_Aim of the task_. Wherever "ylabel" appears in the records below, copy the line that holds it.

[Records from a dataset]
● ● ●
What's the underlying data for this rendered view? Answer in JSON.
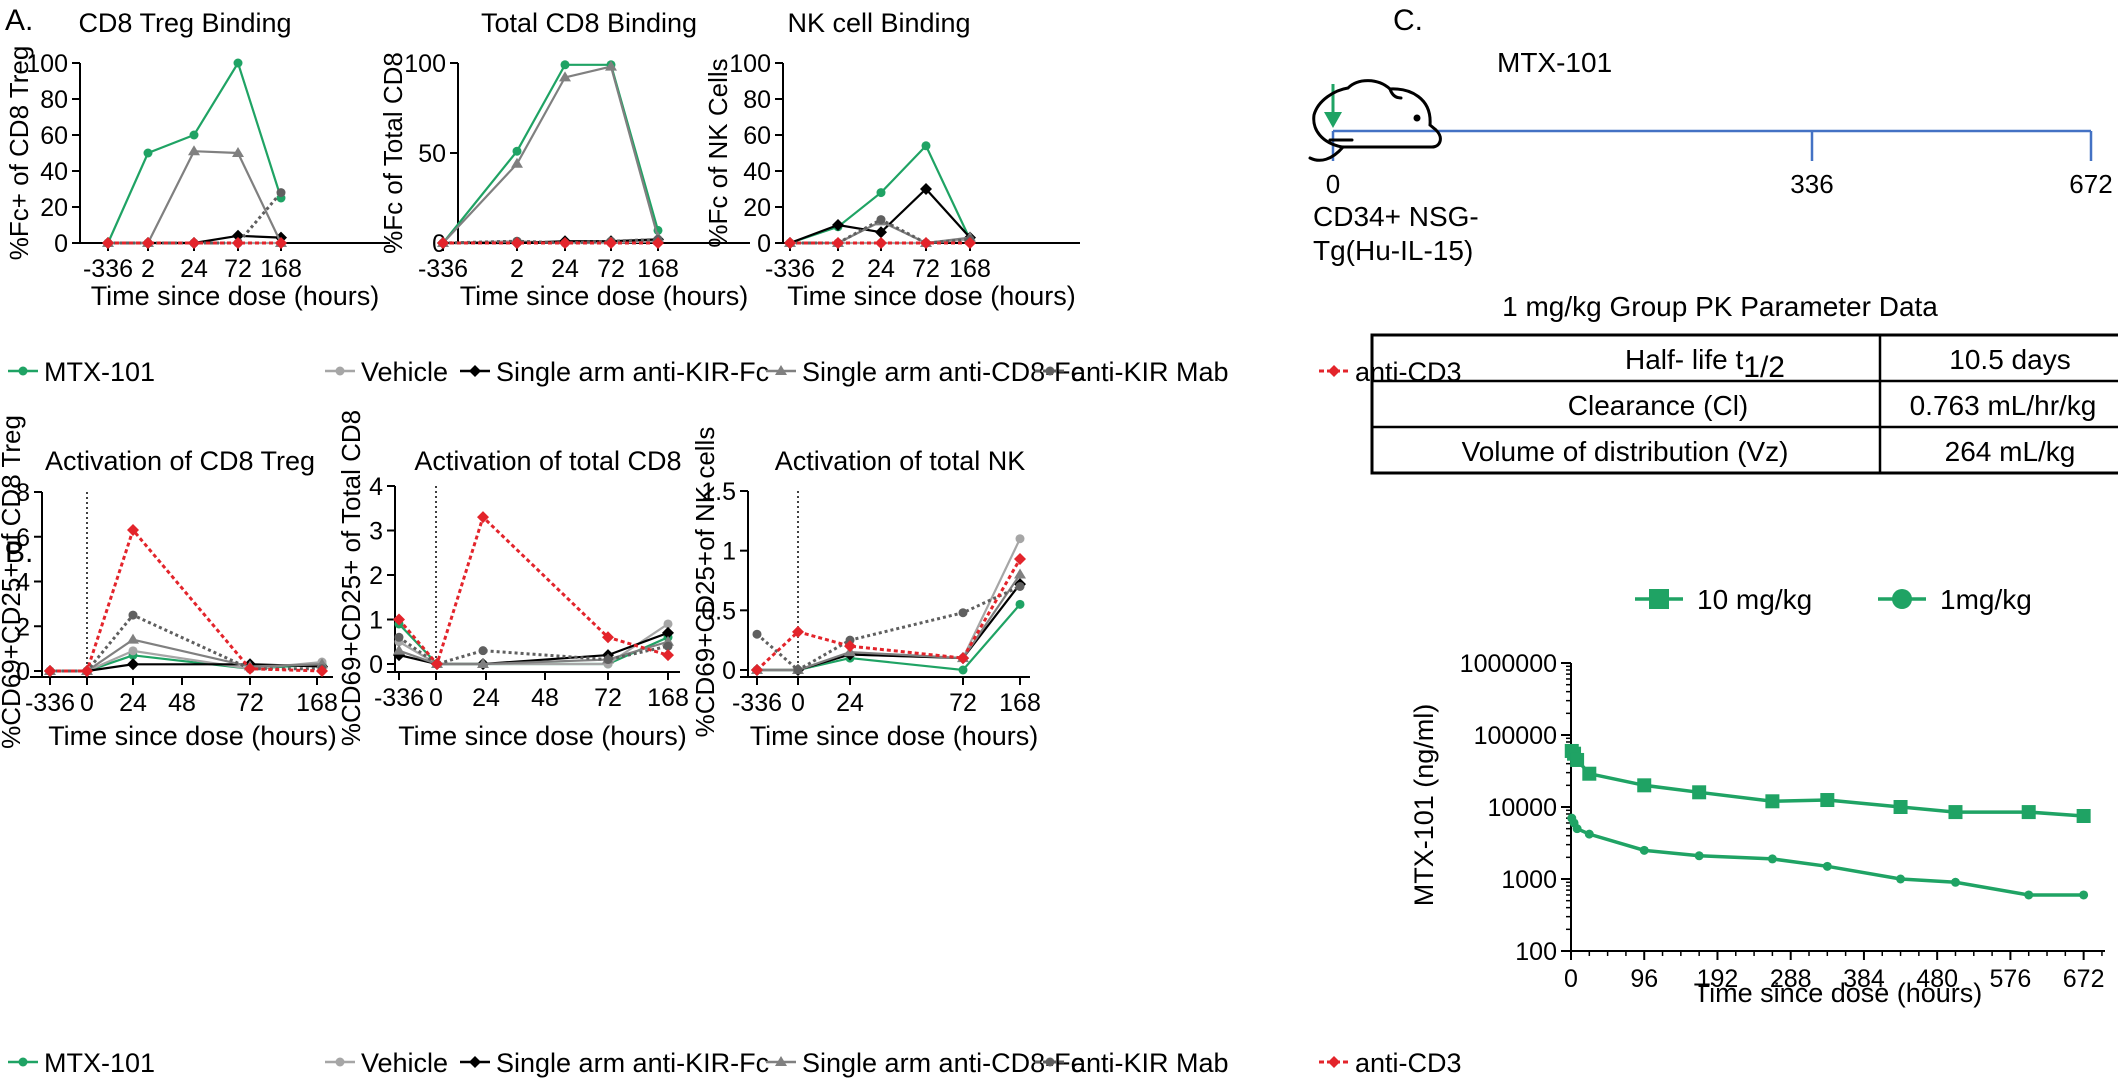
{
  "panel_labels": {
    "a": "A.",
    "b": "B.",
    "c": "C."
  },
  "colors": {
    "mtx": "#1fa364",
    "vehicle": "#a6a6a6",
    "kirfc": "#000000",
    "cd8fc": "#808080",
    "kirmab": "#5f5f5f",
    "cd3": "#e3242b",
    "timeline": "#4472c4"
  },
  "legend": {
    "items": [
      {
        "label": "MTX-101",
        "color": "#1fa364",
        "marker": "circle",
        "dash": "solid"
      },
      {
        "label": "Vehicle",
        "color": "#a6a6a6",
        "marker": "circle",
        "dash": "solid"
      },
      {
        "label": "Single arm anti-KIR-Fc",
        "color": "#000000",
        "marker": "diamond",
        "dash": "solid"
      },
      {
        "label": "Single arm anti-CD8-Fc",
        "color": "#808080",
        "marker": "triangle",
        "dash": "solid"
      },
      {
        "label": "anti-KIR Mab",
        "color": "#5f5f5f",
        "marker": "circle",
        "dash": "dashed"
      },
      {
        "label": "anti-CD3",
        "color": "#e3242b",
        "marker": "diamond",
        "dash": "dashed"
      }
    ]
  },
  "chart_data": [
    {
      "id": "a1",
      "type": "line",
      "title": "CD8 Treg Binding",
      "xlabel": "Time since dose (hours)",
      "ylabel": "%Fc+ of CD8 Treg",
      "x_tick_labels": [
        "-336",
        "2",
        "24",
        "72",
        "168"
      ],
      "x": [
        -336,
        2,
        24,
        72,
        168
      ],
      "ylim": [
        0,
        100
      ],
      "yticks": [
        0,
        20,
        40,
        60,
        80,
        100
      ],
      "series": [
        {
          "name": "MTX-101",
          "values": [
            0,
            50,
            60,
            100,
            25
          ]
        },
        {
          "name": "Vehicle",
          "values": [
            0,
            0,
            0,
            0,
            0
          ]
        },
        {
          "name": "Single arm anti-KIR-Fc",
          "values": [
            0,
            0,
            0,
            4,
            3
          ]
        },
        {
          "name": "Single arm anti-CD8-Fc",
          "values": [
            0,
            0,
            51,
            50,
            0
          ]
        },
        {
          "name": "anti-KIR Mab",
          "values": [
            0,
            0,
            0,
            0,
            28
          ]
        },
        {
          "name": "anti-CD3",
          "values": [
            0,
            0,
            0,
            0,
            0
          ]
        }
      ]
    },
    {
      "id": "a2",
      "type": "line",
      "title": "Total CD8 Binding",
      "xlabel": "Time since dose (hours)",
      "ylabel": "%Fc of Total CD8",
      "x_tick_labels": [
        "-336",
        "2",
        "24",
        "72",
        "168"
      ],
      "x": [
        -336,
        2,
        24,
        72,
        168
      ],
      "ylim": [
        0,
        100
      ],
      "yticks": [
        0,
        50,
        100
      ],
      "series": [
        {
          "name": "MTX-101",
          "values": [
            0,
            51,
            99,
            99,
            7
          ]
        },
        {
          "name": "Vehicle",
          "values": [
            0,
            1,
            0,
            0,
            1
          ]
        },
        {
          "name": "Single arm anti-KIR-Fc",
          "values": [
            0,
            0,
            1,
            1,
            2
          ]
        },
        {
          "name": "Single arm anti-CD8-Fc",
          "values": [
            0,
            44,
            92,
            98,
            3
          ]
        },
        {
          "name": "anti-KIR Mab",
          "values": [
            0,
            1,
            0,
            1,
            2
          ]
        },
        {
          "name": "anti-CD3",
          "values": [
            0,
            0,
            0,
            0,
            0
          ]
        }
      ]
    },
    {
      "id": "a3",
      "type": "line",
      "title": "NK cell Binding",
      "xlabel": "Time since dose (hours)",
      "ylabel": "%Fc of NK Cells",
      "x_tick_labels": [
        "-336",
        "2",
        "24",
        "72",
        "168"
      ],
      "x": [
        -336,
        2,
        24,
        72,
        168
      ],
      "ylim": [
        0,
        100
      ],
      "yticks": [
        0,
        20,
        40,
        60,
        80,
        100
      ],
      "series": [
        {
          "name": "MTX-101",
          "values": [
            0,
            9,
            28,
            54,
            2
          ]
        },
        {
          "name": "Vehicle",
          "values": [
            0,
            0,
            0,
            0,
            2
          ]
        },
        {
          "name": "Single arm anti-KIR-Fc",
          "values": [
            0,
            10,
            6,
            30,
            3
          ]
        },
        {
          "name": "Single arm anti-CD8-Fc",
          "values": [
            0,
            0,
            12,
            0,
            3
          ]
        },
        {
          "name": "anti-KIR Mab",
          "values": [
            0,
            0,
            13,
            0,
            2
          ]
        },
        {
          "name": "anti-CD3",
          "values": [
            0,
            0,
            0,
            0,
            0
          ]
        }
      ]
    },
    {
      "id": "b1",
      "type": "line",
      "title": "Activation of CD8 Treg",
      "xlabel": "Time since dose (hours)",
      "ylabel": "%CD69+CD25+ of CD8 Treg",
      "x_tick_labels": [
        "-336",
        "0",
        "24",
        "48",
        "72",
        "168"
      ],
      "x": [
        -336,
        0,
        24,
        72,
        168
      ],
      "ylim": [
        0,
        8
      ],
      "yticks": [
        0,
        2,
        4,
        6,
        8
      ],
      "dose_marker": "0",
      "series": [
        {
          "name": "MTX-101",
          "values": [
            0,
            0,
            0.7,
            0.1,
            0.3
          ]
        },
        {
          "name": "Vehicle",
          "values": [
            0,
            0,
            0.9,
            0.1,
            0.4
          ]
        },
        {
          "name": "Single arm anti-KIR-Fc",
          "values": [
            0,
            0,
            0.3,
            0.3,
            0.2
          ]
        },
        {
          "name": "Single arm anti-CD8-Fc",
          "values": [
            0,
            0,
            1.4,
            0.2,
            0.3
          ]
        },
        {
          "name": "anti-KIR Mab",
          "values": [
            0,
            0,
            2.5,
            0.1,
            0.1
          ]
        },
        {
          "name": "anti-CD3",
          "values": [
            0,
            0,
            6.3,
            0.1,
            0
          ]
        }
      ]
    },
    {
      "id": "b2",
      "type": "line",
      "title": "Activation of total CD8",
      "xlabel": "Time since dose (hours)",
      "ylabel": "%CD69+CD25+ of Total CD8",
      "x_tick_labels": [
        "-336",
        "0",
        "24",
        "48",
        "72",
        "168"
      ],
      "x": [
        -336,
        0,
        24,
        72,
        168
      ],
      "ylim": [
        0,
        4
      ],
      "yticks": [
        0,
        1,
        2,
        3,
        4
      ],
      "dose_marker": "0",
      "series": [
        {
          "name": "MTX-101",
          "values": [
            0.9,
            0,
            0,
            0,
            0.6
          ]
        },
        {
          "name": "Vehicle",
          "values": [
            0.5,
            0,
            0,
            0,
            0.9
          ]
        },
        {
          "name": "Single arm anti-KIR-Fc",
          "values": [
            0.2,
            0,
            0,
            0.2,
            0.7
          ]
        },
        {
          "name": "Single arm anti-CD8-Fc",
          "values": [
            0.3,
            0,
            0,
            0.1,
            0.5
          ]
        },
        {
          "name": "anti-KIR Mab",
          "values": [
            0.6,
            0,
            0.3,
            0.1,
            0.4
          ]
        },
        {
          "name": "anti-CD3",
          "values": [
            1.0,
            0,
            3.3,
            0.6,
            0.2
          ]
        }
      ]
    },
    {
      "id": "b3",
      "type": "line",
      "title": "Activation of total NK",
      "xlabel": "Time since dose (hours)",
      "ylabel": "%CD69+CD25+of NK cells",
      "x_tick_labels": [
        "-336",
        "0",
        "24",
        "72",
        "168"
      ],
      "x": [
        -336,
        0,
        24,
        72,
        168
      ],
      "ylim": [
        0,
        1.5
      ],
      "yticks": [
        0,
        0.5,
        1,
        1.5
      ],
      "ytick_labels": [
        "0",
        "0.5",
        "1",
        "1.5"
      ],
      "dose_marker": "0",
      "series": [
        {
          "name": "MTX-101",
          "values": [
            0,
            0,
            0.1,
            0,
            0.55
          ]
        },
        {
          "name": "Vehicle",
          "values": [
            0,
            0,
            0.13,
            0.1,
            1.1
          ]
        },
        {
          "name": "Single arm anti-KIR-Fc",
          "values": [
            0,
            0,
            0.13,
            0.1,
            0.72
          ]
        },
        {
          "name": "Single arm anti-CD8-Fc",
          "values": [
            0,
            0,
            0.15,
            0.1,
            0.8
          ]
        },
        {
          "name": "anti-KIR Mab",
          "values": [
            0.3,
            0,
            0.25,
            0.48,
            0.7
          ]
        },
        {
          "name": "anti-CD3",
          "values": [
            0,
            0.32,
            0.2,
            0.1,
            0.93
          ]
        }
      ]
    },
    {
      "id": "c-pk",
      "type": "line",
      "yscale": "log",
      "xlabel": "Time since dose (hours)",
      "ylabel": "MTX-101 (ng/ml)",
      "xlim": [
        0,
        700
      ],
      "xticks": [
        0,
        96,
        192,
        288,
        384,
        480,
        576,
        672
      ],
      "ylim": [
        100,
        1000000
      ],
      "yticks": [
        100,
        1000,
        10000,
        100000,
        1000000
      ],
      "series": [
        {
          "name": "10 mg/kg",
          "marker": "square",
          "x": [
            1,
            4,
            8,
            24,
            96,
            168,
            264,
            336,
            432,
            504,
            600,
            672
          ],
          "values": [
            60000,
            55000,
            45000,
            29000,
            20000,
            16000,
            12000,
            12500,
            10000,
            8500,
            8500,
            7500
          ]
        },
        {
          "name": "1mg/kg",
          "marker": "circle",
          "x": [
            1,
            4,
            8,
            24,
            96,
            168,
            264,
            336,
            432,
            504,
            600,
            672
          ],
          "values": [
            7000,
            6000,
            5000,
            4200,
            2500,
            2100,
            1900,
            1500,
            1000,
            900,
            600,
            600
          ]
        }
      ]
    }
  ],
  "timeline": {
    "drug": "MTX-101",
    "ticks": [
      "0",
      "336",
      "672"
    ],
    "model": [
      "CD34+ NSG-",
      "Tg(Hu-IL-15)"
    ]
  },
  "pk_table": {
    "title": "1 mg/kg Group PK Parameter Data",
    "rows": [
      {
        "param": "Half- life t",
        "sub": "1/2",
        "value": "10.5 days"
      },
      {
        "param": "Clearance (Cl)",
        "sub": "",
        "value": "0.763 mL/hr/kg"
      },
      {
        "param": "Volume of distribution (Vz)",
        "sub": "",
        "value": "264 mL/kg"
      }
    ]
  }
}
● ● ●
_Task solution_.
      "ylabel": "%Fc+ of CD8 Treg",
      "ylabel": "%Fc of Total CD8",
      "ylabel": "%Fc of NK Cells",
      "ylabel": "%CD69+CD25+ of CD8 Treg",
      "ylabel": "%CD69+CD25+ of Total CD8",
      "ylabel": "%CD69+CD25+of NK cells",
      "ylabel": "MTX-101 (ng/ml)",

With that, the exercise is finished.